Written task:
How many lines in the records below hold the string "einem"? Please answer with the number and nothing more.

Task data:
-- Begin --

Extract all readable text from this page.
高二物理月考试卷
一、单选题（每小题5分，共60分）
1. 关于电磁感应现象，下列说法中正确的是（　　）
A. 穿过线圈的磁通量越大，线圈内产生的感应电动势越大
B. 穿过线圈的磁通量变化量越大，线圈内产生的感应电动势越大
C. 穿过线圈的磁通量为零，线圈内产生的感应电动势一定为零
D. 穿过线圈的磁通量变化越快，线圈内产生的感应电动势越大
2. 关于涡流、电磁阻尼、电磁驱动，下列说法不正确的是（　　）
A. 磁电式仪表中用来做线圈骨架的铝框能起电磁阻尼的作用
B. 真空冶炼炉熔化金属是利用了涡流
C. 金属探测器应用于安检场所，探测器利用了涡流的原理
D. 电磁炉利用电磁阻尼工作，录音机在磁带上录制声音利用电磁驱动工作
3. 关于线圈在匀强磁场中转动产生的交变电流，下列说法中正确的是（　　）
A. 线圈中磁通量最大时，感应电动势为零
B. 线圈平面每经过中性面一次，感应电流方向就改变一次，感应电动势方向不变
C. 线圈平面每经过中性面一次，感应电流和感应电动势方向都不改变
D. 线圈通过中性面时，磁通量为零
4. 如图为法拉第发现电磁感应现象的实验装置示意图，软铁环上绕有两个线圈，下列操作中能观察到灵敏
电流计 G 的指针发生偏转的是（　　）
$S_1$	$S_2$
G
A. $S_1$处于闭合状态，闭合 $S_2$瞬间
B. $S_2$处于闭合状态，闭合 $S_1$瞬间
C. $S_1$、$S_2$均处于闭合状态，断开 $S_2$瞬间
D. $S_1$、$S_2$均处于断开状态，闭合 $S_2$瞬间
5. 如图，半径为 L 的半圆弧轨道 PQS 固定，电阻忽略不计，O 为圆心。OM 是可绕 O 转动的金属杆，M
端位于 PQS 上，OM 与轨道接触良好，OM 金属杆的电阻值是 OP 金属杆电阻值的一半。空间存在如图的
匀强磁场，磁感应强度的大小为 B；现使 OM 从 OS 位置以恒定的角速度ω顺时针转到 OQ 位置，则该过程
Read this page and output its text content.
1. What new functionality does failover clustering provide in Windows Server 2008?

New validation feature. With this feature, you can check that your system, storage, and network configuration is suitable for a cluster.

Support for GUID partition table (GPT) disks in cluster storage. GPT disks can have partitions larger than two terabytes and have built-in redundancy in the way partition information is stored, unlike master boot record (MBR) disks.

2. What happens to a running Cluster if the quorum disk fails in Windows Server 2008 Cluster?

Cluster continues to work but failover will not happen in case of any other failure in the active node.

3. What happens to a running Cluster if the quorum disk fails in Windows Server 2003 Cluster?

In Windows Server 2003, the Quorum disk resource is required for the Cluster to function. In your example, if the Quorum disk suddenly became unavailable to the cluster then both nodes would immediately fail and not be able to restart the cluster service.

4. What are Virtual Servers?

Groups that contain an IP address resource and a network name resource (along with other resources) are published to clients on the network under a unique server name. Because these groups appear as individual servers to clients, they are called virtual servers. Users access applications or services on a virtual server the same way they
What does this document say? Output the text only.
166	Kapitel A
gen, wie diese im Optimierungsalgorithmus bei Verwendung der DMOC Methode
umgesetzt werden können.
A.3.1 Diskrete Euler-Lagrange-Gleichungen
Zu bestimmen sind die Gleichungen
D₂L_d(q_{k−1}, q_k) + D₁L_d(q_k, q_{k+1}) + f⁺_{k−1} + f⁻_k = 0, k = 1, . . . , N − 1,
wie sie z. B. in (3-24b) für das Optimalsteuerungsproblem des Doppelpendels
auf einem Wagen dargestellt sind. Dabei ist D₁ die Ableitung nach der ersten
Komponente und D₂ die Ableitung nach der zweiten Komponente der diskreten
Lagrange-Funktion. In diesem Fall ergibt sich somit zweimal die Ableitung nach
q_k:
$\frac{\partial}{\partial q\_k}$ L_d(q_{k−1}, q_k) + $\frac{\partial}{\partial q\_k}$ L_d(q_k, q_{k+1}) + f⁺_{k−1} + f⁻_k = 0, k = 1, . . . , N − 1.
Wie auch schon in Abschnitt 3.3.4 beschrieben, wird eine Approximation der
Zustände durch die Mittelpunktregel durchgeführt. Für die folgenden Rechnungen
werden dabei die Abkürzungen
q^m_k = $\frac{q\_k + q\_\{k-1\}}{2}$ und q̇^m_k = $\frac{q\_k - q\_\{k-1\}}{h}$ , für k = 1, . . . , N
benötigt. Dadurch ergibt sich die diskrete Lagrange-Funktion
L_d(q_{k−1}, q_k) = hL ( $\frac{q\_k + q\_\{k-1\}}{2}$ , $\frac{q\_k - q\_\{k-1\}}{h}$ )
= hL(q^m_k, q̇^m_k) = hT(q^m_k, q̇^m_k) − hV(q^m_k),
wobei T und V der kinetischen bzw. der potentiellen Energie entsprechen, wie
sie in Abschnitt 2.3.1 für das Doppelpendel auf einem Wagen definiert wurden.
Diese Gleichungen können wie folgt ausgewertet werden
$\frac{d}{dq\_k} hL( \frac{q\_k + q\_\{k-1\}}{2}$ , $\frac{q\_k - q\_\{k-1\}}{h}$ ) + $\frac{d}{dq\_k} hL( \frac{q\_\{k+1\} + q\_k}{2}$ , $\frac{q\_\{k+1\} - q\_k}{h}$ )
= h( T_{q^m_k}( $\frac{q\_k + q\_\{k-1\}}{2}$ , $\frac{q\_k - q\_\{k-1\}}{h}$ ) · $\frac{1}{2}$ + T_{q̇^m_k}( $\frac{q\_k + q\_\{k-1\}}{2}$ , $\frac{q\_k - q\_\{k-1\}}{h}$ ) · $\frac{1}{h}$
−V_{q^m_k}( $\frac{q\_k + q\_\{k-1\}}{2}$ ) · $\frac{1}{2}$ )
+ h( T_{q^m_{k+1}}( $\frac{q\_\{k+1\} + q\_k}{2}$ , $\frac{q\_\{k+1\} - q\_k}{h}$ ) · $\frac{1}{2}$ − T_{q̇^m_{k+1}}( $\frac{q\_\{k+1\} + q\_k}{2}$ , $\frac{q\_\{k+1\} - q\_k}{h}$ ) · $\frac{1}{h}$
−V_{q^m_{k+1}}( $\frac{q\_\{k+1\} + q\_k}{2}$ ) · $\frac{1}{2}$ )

-- End --

Task answer:
2